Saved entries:
▼▼▼

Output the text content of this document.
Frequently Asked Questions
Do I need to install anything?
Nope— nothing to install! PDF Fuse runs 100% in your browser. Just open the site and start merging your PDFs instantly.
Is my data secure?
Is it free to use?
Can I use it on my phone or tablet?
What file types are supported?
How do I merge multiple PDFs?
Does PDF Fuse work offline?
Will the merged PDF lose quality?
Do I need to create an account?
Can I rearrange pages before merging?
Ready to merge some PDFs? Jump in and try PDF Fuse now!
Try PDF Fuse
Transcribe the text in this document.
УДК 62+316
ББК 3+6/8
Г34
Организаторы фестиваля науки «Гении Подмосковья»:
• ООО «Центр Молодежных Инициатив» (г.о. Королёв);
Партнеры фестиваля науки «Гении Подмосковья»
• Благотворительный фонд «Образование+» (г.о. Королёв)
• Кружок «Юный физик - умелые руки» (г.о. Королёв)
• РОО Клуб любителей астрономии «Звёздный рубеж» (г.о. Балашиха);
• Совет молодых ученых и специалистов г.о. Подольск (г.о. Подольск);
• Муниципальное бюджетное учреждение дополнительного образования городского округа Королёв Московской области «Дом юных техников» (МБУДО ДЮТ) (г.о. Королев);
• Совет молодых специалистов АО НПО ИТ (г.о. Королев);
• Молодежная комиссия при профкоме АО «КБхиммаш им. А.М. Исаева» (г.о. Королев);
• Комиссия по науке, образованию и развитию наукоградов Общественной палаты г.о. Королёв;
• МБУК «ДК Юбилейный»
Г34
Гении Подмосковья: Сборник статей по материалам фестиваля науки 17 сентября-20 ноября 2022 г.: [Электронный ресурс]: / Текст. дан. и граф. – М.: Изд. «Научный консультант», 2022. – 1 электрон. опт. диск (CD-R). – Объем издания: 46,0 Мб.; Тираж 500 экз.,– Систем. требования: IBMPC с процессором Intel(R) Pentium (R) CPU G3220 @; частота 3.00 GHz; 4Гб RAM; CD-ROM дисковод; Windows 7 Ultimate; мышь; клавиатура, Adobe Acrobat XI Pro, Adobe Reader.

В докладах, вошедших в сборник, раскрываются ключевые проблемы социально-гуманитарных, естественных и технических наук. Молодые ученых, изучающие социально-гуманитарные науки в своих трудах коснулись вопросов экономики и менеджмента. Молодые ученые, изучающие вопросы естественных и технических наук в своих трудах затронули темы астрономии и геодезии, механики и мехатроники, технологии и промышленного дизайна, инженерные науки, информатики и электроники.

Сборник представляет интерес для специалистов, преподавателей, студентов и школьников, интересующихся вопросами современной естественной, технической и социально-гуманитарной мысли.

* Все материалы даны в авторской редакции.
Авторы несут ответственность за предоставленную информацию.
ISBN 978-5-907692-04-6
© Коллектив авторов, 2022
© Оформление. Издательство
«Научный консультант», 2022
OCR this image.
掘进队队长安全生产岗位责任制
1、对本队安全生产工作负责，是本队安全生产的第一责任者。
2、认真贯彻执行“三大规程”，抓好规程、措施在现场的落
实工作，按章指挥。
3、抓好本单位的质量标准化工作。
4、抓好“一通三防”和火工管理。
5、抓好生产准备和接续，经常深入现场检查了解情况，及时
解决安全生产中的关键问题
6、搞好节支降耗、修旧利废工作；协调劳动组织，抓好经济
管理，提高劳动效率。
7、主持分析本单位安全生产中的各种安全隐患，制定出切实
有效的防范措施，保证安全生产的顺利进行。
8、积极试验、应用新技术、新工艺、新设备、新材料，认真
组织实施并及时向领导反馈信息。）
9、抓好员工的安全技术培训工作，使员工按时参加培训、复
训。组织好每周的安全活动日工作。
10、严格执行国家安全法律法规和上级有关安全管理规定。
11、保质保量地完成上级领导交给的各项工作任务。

▲▲▲

- [Exercise prompt] Where a line holds "text", copy that line.

- [Finished task]
Output the text content of this document.
Transcribe the text in this document.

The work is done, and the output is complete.